PROBLEM DETAILS
Could you write out every entry exactly as it stands?

start TASK DATA

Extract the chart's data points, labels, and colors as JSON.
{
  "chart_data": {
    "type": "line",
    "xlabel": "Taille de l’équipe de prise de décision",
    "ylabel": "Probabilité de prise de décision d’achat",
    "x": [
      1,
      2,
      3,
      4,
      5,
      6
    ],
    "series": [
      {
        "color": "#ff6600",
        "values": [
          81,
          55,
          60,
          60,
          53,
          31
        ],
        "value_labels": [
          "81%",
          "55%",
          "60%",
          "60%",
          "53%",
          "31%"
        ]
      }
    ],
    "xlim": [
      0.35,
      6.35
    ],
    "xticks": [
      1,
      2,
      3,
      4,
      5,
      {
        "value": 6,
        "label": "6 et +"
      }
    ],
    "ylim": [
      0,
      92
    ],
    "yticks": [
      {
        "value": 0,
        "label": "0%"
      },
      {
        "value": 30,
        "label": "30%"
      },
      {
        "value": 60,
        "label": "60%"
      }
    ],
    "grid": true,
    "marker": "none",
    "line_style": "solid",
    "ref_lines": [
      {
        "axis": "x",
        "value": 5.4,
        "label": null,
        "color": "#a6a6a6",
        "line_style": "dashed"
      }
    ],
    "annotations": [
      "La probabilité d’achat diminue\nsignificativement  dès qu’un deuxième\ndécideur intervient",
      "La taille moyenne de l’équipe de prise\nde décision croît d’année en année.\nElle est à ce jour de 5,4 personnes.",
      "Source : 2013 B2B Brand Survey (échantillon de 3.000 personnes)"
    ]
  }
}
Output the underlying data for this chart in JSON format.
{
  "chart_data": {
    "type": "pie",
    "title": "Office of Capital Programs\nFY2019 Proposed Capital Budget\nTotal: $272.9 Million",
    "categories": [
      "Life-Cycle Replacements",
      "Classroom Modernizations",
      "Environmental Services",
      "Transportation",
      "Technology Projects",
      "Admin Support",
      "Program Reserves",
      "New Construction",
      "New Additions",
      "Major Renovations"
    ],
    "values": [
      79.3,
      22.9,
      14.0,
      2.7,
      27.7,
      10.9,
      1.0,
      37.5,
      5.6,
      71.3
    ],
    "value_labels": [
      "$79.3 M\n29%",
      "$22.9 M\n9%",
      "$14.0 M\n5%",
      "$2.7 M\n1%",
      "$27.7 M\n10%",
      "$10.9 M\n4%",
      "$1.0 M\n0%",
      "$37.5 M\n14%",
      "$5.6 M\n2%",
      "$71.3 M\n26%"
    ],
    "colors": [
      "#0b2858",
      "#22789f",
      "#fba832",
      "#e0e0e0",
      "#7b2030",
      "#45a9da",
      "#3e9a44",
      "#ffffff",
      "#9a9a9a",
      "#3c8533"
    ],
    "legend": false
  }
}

end TASK DATA

OUTPUT OF THE TASK
Extract the chart's data points, labels, and colors as JSON.
{
  "chart_data": {
    "type": "line",
    "xlabel": "Taille de l’équipe de prise de décision",
    "ylabel": "Probabilité de prise de décision d’achat",
    "x": [
      1,
      2,
      3,
      4,
      5,
      6
    ],
    "series": [
      {
        "color": "#ff6600",
        "values": [
          81,
          55,
          60,
          60,
          53,
          31
        ],
        "value_labels": [
          "81%",
          "55%",
          "60%",
          "60%",
          "53%",
          "31%"
        ]
      }
    ],
    "xlim": [
      0.35,
      6.35
    ],
    "xticks": [
      1,
      2,
      3,
      4,
      5,
      {
        "value": 6,
        "label": "6 et +"
      }
    ],
    "ylim": [
      0,
      92
    ],
    "yticks": [
      {
        "value": 0,
        "label": "0%"
      },
      {
        "value": 30,
        "label": "30%"
      },
      {
        "value": 60,
        "label": "60%"
      }
    ],
    "grid": true,
    "marker": "none",
    "line_style": "solid",
    "ref_lines": [
      {
        "axis": "x",
        "value": 5.4,
        "label": null,
        "color": "#a6a6a6",
        "line_style": "dashed"
      }
    ],
    "annotations": [
      "La probabilité d’achat diminue\nsignificativement  dès qu’un deuxième\ndécideur intervient",
      "La taille moyenne de l’équipe de prise\nde décision croît d’année en année.\nElle est à ce jour de 5,4 personnes.",
      "Source : 2013 B2B Brand Survey (échantillon de 3.000 personnes)"
    ]
  }
}
Output the underlying data for this chart in JSON format.
{
  "chart_data": {
    "type": "pie",
    "title": "Office of Capital Programs\nFY2019 Proposed Capital Budget\nTotal: $272.9 Million",
    "categories": [
      "Life-Cycle Replacements",
      "Classroom Modernizations",
      "Environmental Services",
      "Transportation",
      "Technology Projects",
      "Admin Support",
      "Program Reserves",
      "New Construction",
      "New Additions",
      "Major Renovations"
    ],
    "values": [
      79.3,
      22.9,
      14.0,
      2.7,
      27.7,
      10.9,
      1.0,
      37.5,
      5.6,
      71.3
    ],
    "value_labels": [
      "$79.3 M\n29%",
      "$22.9 M\n9%",
      "$14.0 M\n5%",
      "$2.7 M\n1%",
      "$27.7 M\n10%",
      "$10.9 M\n4%",
      "$1.0 M\n0%",
      "$37.5 M\n14%",
      "$5.6 M\n2%",
      "$71.3 M\n26%"
    ],
    "colors": [
      "#0b2858",
      "#22789f",
      "#fba832",
      "#e0e0e0",
      "#7b2030",
      "#45a9da",
      "#3e9a44",
      "#ffffff",
      "#9a9a9a",
      "#3c8533"
    ],
    "legend": false
  }
}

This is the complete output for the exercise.